[EXCERPTED DATA]
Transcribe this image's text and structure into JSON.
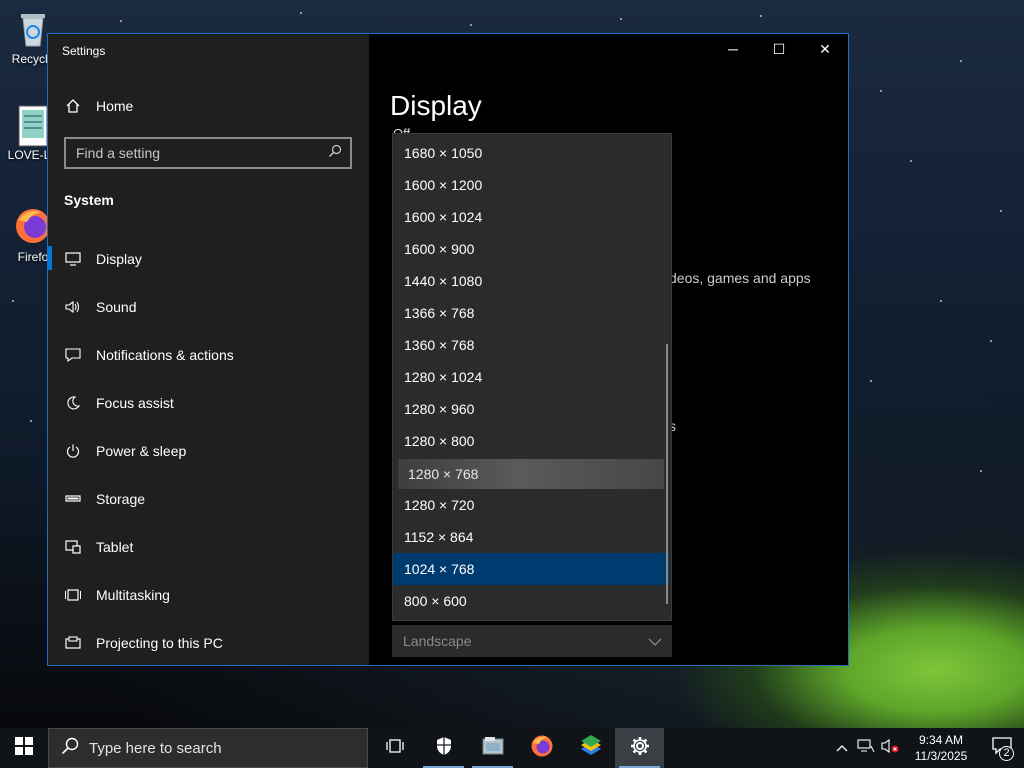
{
  "desktop": {
    "icons": [
      {
        "label": "Recycle",
        "icon": "recycle-bin-icon"
      },
      {
        "label": "LOVE-LE",
        "icon": "notepad-file-icon"
      },
      {
        "label": "Firefo",
        "icon": "firefox-icon"
      }
    ]
  },
  "window": {
    "title": "Settings",
    "controls": {
      "minimize": "─",
      "maximize": "☐",
      "close": "✕"
    }
  },
  "sidebar": {
    "home_label": "Home",
    "search_placeholder": "Find a setting",
    "section": "System",
    "items": [
      {
        "label": "Display",
        "icon": "monitor-icon",
        "active": true
      },
      {
        "label": "Sound",
        "icon": "speaker-icon"
      },
      {
        "label": "Notifications & actions",
        "icon": "notification-icon"
      },
      {
        "label": "Focus assist",
        "icon": "moon-icon"
      },
      {
        "label": "Power & sleep",
        "icon": "power-icon"
      },
      {
        "label": "Storage",
        "icon": "storage-icon"
      },
      {
        "label": "Tablet",
        "icon": "tablet-icon"
      },
      {
        "label": "Multitasking",
        "icon": "multitasking-icon"
      },
      {
        "label": "Projecting to this PC",
        "icon": "projecting-icon"
      }
    ]
  },
  "content": {
    "title": "Display",
    "toggle_peek": "Off",
    "behind_text": "deos, games and apps",
    "behind_s": "s"
  },
  "resolution_dropdown": {
    "options": [
      "1680 × 1050",
      "1600 × 1200",
      "1600 × 1024",
      "1600 × 900",
      "1440 × 1080",
      "1366 × 768",
      "1360 × 768",
      "1280 × 1024",
      "1280 × 960",
      "1280 × 800",
      "1280 × 768",
      "1280 × 720",
      "1152 × 864",
      "1024 × 768",
      "800 × 600"
    ],
    "hovered": "1280 × 768",
    "selected": "1024 × 768"
  },
  "orientation": {
    "value": "Landscape"
  },
  "taskbar": {
    "search_placeholder": "Type here to search",
    "apps": [
      "task-view-icon",
      "security-shield-icon",
      "file-explorer-icon",
      "firefox-icon",
      "bluestacks-icon",
      "settings-gear-icon"
    ],
    "clock_time": "9:34 AM",
    "clock_date": "11/3/2025",
    "notification_count": "2"
  },
  "colors": {
    "accent": "#0078d7",
    "selected_item": "#003b6f",
    "sidebar_bg": "#1f1f1f",
    "dropdown_bg": "#2b2b2b"
  }
}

[EXERCISE INSTRUCTIONS] Leave images out of the retyped records; keep all else exact.

[RESPONSE BELOW]
Transcribe this image's text and structure into JSON.
{
  "desktop": {
    "icons": [
      {
        "label": "Recycle",
        "icon": "recycle-bin-icon"
      },
      {
        "label": "LOVE-LE",
        "icon": "notepad-file-icon"
      },
      {
        "label": "Firefo",
        "icon": "firefox-icon"
      }
    ]
  },
  "window": {
    "title": "Settings",
    "controls": {
      "minimize": "─",
      "maximize": "☐",
      "close": "✕"
    }
  },
  "sidebar": {
    "home_label": "Home",
    "search_placeholder": "Find a setting",
    "section": "System",
    "items": [
      {
        "label": "Display",
        "icon": "monitor-icon",
        "active": true
      },
      {
        "label": "Sound",
        "icon": "speaker-icon"
      },
      {
        "label": "Notifications & actions",
        "icon": "notification-icon"
      },
      {
        "label": "Focus assist",
        "icon": "moon-icon"
      },
      {
        "label": "Power & sleep",
        "icon": "power-icon"
      },
      {
        "label": "Storage",
        "icon": "storage-icon"
      },
      {
        "label": "Tablet",
        "icon": "tablet-icon"
      },
      {
        "label": "Multitasking",
        "icon": "multitasking-icon"
      },
      {
        "label": "Projecting to this PC",
        "icon": "projecting-icon"
      }
    ]
  },
  "content": {
    "title": "Display",
    "toggle_peek": "Off",
    "behind_text": "deos, games and apps",
    "behind_s": "s"
  },
  "resolution_dropdown": {
    "options": [
      "1680 × 1050",
      "1600 × 1200",
      "1600 × 1024",
      "1600 × 900",
      "1440 × 1080",
      "1366 × 768",
      "1360 × 768",
      "1280 × 1024",
      "1280 × 960",
      "1280 × 800",
      "1280 × 768",
      "1280 × 720",
      "1152 × 864",
      "1024 × 768",
      "800 × 600"
    ],
    "hovered": "1280 × 768",
    "selected": "1024 × 768"
  },
  "orientation": {
    "value": "Landscape"
  },
  "taskbar": {
    "search_placeholder": "Type here to search",
    "apps": [
      "task-view-icon",
      "security-shield-icon",
      "file-explorer-icon",
      "firefox-icon",
      "bluestacks-icon",
      "settings-gear-icon"
    ],
    "clock_time": "9:34 AM",
    "clock_date": "11/3/2025",
    "notification_count": "2"
  },
  "colors": {
    "accent": "#0078d7",
    "selected_item": "#003b6f",
    "sidebar_bg": "#1f1f1f",
    "dropdown_bg": "#2b2b2b"
  }
}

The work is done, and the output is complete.